• Given request:
Write the records below out again exactly as given, with no images.

• Provided information:
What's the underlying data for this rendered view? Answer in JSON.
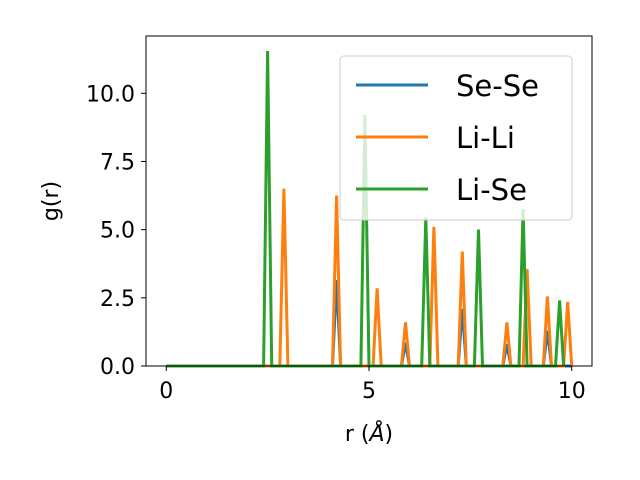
{
  "chart_data": {
    "type": "line",
    "xlabel": "r (",
    "xlabel_unit": "Å",
    "xlabel_close": ")",
    "ylabel": "g(r)",
    "xlim": [
      -0.5,
      10.5
    ],
    "ylim": [
      0,
      12.1
    ],
    "x_ticks": [
      0,
      5,
      10
    ],
    "x_tick_labels": [
      "0",
      "5",
      "10"
    ],
    "y_ticks": [
      0,
      2.5,
      5,
      7.5,
      10
    ],
    "y_tick_labels": [
      "0.0",
      "2.5",
      "5.0",
      "7.5",
      "10.0"
    ],
    "grid": false,
    "legend_position": "top-right",
    "peak_half_width": 0.1,
    "series": [
      {
        "name": "Se-Se",
        "color": "#1f77b4",
        "x_range": [
          0,
          10
        ],
        "peaks": [
          [
            4.2,
            3.15
          ],
          [
            5.9,
            0.85
          ],
          [
            7.3,
            2.1
          ],
          [
            8.4,
            0.8
          ],
          [
            9.4,
            1.3
          ]
        ]
      },
      {
        "name": "Li-Li",
        "color": "#ff7f0e",
        "x_range": [
          0,
          10
        ],
        "peaks": [
          [
            2.9,
            6.5
          ],
          [
            4.2,
            6.25
          ],
          [
            5.2,
            2.85
          ],
          [
            5.9,
            1.6
          ],
          [
            6.6,
            5.1
          ],
          [
            7.3,
            4.2
          ],
          [
            8.4,
            1.6
          ],
          [
            8.9,
            3.55
          ],
          [
            9.4,
            2.55
          ],
          [
            9.9,
            2.35
          ]
        ]
      },
      {
        "name": "Li-Se",
        "color": "#2ca02c",
        "x_range": [
          0,
          9.8
        ],
        "peaks": [
          [
            2.5,
            11.55
          ],
          [
            4.9,
            9.2
          ],
          [
            6.4,
            5.45
          ],
          [
            7.7,
            5.0
          ],
          [
            8.8,
            5.75
          ],
          [
            9.7,
            2.4
          ]
        ]
      }
    ]
  }
}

• The reply:
What's the underlying data for this rendered view? Answer in JSON.
{
  "chart_data": {
    "type": "line",
    "xlabel": "r (",
    "xlabel_unit": "Å",
    "xlabel_close": ")",
    "ylabel": "g(r)",
    "xlim": [
      -0.5,
      10.5
    ],
    "ylim": [
      0,
      12.1
    ],
    "x_ticks": [
      0,
      5,
      10
    ],
    "x_tick_labels": [
      "0",
      "5",
      "10"
    ],
    "y_ticks": [
      0,
      2.5,
      5,
      7.5,
      10
    ],
    "y_tick_labels": [
      "0.0",
      "2.5",
      "5.0",
      "7.5",
      "10.0"
    ],
    "grid": false,
    "legend_position": "top-right",
    "peak_half_width": 0.1,
    "series": [
      {
        "name": "Se-Se",
        "color": "#1f77b4",
        "x_range": [
          0,
          10
        ],
        "peaks": [
          [
            4.2,
            3.15
          ],
          [
            5.9,
            0.85
          ],
          [
            7.3,
            2.1
          ],
          [
            8.4,
            0.8
          ],
          [
            9.4,
            1.3
          ]
        ]
      },
      {
        "name": "Li-Li",
        "color": "#ff7f0e",
        "x_range": [
          0,
          10
        ],
        "peaks": [
          [
            2.9,
            6.5
          ],
          [
            4.2,
            6.25
          ],
          [
            5.2,
            2.85
          ],
          [
            5.9,
            1.6
          ],
          [
            6.6,
            5.1
          ],
          [
            7.3,
            4.2
          ],
          [
            8.4,
            1.6
          ],
          [
            8.9,
            3.55
          ],
          [
            9.4,
            2.55
          ],
          [
            9.9,
            2.35
          ]
        ]
      },
      {
        "name": "Li-Se",
        "color": "#2ca02c",
        "x_range": [
          0,
          9.8
        ],
        "peaks": [
          [
            2.5,
            11.55
          ],
          [
            4.9,
            9.2
          ],
          [
            6.4,
            5.45
          ],
          [
            7.7,
            5.0
          ],
          [
            8.8,
            5.75
          ],
          [
            9.7,
            2.4
          ]
        ]
      }
    ]
  }
}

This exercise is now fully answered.